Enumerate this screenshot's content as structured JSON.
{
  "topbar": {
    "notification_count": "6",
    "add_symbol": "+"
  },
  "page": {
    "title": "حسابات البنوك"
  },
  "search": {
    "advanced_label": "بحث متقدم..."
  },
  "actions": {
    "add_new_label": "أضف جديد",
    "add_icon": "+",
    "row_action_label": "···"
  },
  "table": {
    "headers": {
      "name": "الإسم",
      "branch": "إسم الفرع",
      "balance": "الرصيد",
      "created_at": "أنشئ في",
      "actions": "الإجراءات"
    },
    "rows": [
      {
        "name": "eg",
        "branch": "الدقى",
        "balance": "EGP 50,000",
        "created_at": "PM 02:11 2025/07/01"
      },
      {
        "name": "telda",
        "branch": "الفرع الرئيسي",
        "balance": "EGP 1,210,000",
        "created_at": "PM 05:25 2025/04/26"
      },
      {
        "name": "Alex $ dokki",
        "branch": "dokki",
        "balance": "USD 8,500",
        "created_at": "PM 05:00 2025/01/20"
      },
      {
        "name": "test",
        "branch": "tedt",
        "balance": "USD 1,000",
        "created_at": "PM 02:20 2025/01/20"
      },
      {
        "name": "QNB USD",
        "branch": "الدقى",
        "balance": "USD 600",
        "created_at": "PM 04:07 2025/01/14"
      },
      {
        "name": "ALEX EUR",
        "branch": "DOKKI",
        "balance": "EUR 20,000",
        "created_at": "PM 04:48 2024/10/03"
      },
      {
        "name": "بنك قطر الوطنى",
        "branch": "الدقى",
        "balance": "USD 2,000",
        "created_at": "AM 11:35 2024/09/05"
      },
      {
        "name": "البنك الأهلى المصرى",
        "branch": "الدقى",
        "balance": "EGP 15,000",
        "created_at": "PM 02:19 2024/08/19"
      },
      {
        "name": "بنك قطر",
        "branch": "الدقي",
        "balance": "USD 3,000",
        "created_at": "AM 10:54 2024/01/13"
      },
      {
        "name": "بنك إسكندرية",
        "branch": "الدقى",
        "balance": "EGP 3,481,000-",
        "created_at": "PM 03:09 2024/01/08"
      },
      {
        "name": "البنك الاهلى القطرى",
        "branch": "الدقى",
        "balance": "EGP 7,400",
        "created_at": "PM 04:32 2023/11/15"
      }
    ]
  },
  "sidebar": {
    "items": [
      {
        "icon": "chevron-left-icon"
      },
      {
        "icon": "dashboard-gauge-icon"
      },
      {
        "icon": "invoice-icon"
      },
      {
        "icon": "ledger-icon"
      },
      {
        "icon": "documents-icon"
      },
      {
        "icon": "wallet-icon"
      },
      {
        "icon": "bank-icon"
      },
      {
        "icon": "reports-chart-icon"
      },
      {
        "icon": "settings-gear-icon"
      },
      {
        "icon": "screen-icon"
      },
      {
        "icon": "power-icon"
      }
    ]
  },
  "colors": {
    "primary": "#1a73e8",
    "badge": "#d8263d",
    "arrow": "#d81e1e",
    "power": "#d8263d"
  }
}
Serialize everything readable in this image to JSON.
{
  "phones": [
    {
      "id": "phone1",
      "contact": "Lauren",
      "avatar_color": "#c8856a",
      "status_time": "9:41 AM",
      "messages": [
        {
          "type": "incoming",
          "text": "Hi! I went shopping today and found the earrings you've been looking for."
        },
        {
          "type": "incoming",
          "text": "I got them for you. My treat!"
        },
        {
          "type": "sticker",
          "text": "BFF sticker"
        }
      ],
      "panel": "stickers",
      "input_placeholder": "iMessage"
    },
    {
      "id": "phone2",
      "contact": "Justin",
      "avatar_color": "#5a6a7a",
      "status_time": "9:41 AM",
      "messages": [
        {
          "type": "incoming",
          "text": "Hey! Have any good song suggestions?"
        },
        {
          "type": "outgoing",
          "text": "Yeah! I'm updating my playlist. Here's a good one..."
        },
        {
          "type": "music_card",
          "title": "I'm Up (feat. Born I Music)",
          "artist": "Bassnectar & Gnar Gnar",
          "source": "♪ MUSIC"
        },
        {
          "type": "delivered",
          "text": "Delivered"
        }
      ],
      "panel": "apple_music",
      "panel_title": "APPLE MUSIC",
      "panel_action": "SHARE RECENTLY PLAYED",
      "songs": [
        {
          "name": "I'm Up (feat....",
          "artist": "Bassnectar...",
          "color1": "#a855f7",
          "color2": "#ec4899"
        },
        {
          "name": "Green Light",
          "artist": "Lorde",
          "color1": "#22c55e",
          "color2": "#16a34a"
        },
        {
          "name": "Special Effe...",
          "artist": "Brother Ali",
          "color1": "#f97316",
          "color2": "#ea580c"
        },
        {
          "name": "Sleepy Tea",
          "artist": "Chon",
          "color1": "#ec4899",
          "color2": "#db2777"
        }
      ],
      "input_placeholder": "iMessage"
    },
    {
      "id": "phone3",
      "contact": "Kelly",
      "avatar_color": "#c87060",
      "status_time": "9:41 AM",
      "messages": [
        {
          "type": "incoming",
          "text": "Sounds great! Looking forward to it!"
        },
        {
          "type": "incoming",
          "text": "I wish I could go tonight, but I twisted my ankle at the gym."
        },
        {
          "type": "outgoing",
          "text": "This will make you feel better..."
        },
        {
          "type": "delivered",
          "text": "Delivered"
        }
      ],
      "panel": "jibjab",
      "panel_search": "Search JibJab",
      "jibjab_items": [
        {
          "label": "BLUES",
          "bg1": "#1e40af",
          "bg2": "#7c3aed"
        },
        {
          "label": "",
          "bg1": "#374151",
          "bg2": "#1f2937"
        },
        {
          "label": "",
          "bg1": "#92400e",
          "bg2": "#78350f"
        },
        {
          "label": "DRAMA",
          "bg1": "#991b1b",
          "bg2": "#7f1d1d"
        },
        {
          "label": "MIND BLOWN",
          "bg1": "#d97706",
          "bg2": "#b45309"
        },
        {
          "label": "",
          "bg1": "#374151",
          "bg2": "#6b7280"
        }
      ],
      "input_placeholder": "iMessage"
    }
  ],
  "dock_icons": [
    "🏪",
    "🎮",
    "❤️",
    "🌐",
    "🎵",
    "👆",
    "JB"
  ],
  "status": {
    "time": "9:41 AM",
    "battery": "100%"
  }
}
==
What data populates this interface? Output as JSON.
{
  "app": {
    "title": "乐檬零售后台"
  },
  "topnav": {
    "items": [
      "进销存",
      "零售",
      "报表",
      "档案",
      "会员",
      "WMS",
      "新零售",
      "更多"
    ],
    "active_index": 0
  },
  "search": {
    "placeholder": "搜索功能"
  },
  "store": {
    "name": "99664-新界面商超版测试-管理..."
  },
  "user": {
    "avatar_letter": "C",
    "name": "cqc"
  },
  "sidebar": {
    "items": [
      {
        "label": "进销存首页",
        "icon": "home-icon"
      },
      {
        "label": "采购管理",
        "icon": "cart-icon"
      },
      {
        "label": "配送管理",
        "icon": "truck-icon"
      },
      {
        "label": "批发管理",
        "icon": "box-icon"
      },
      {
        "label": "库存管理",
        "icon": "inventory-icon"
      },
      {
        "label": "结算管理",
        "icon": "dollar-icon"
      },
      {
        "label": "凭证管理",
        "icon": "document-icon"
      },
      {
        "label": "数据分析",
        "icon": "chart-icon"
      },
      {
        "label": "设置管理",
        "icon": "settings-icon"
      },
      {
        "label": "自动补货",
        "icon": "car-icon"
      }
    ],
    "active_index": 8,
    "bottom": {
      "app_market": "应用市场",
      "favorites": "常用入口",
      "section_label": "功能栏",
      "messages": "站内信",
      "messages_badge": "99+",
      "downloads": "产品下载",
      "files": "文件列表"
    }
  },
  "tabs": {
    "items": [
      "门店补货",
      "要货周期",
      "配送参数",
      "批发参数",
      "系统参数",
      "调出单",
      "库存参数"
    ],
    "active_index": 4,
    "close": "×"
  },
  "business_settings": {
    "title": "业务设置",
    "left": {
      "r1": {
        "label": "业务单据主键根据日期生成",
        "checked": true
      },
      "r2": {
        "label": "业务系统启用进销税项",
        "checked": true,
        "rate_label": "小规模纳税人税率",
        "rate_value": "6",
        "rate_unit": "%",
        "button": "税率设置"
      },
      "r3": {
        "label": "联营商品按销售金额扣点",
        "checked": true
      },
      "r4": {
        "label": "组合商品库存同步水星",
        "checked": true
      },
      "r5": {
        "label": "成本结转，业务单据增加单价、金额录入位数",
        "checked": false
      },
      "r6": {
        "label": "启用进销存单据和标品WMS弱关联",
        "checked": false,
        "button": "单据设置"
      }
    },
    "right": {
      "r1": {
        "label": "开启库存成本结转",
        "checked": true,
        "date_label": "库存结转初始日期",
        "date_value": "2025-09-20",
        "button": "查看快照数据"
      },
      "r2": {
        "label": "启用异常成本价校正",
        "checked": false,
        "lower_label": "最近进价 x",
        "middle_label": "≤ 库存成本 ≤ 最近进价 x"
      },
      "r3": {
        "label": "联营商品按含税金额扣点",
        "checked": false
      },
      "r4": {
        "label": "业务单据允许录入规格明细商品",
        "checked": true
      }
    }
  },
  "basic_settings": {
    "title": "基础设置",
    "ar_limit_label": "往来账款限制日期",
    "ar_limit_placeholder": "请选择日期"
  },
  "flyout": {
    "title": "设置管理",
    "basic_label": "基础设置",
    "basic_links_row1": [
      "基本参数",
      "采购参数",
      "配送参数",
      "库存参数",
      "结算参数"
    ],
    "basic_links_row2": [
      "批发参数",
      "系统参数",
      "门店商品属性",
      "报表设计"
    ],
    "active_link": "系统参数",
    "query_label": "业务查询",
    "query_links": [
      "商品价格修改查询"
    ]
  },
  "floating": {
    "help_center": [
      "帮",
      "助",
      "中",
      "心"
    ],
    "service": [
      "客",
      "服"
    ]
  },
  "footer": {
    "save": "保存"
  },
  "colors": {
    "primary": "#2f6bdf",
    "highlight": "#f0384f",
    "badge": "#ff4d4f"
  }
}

Goal of the exercise
Say only how many lines in the records carry the word "balance".

Answer in full
12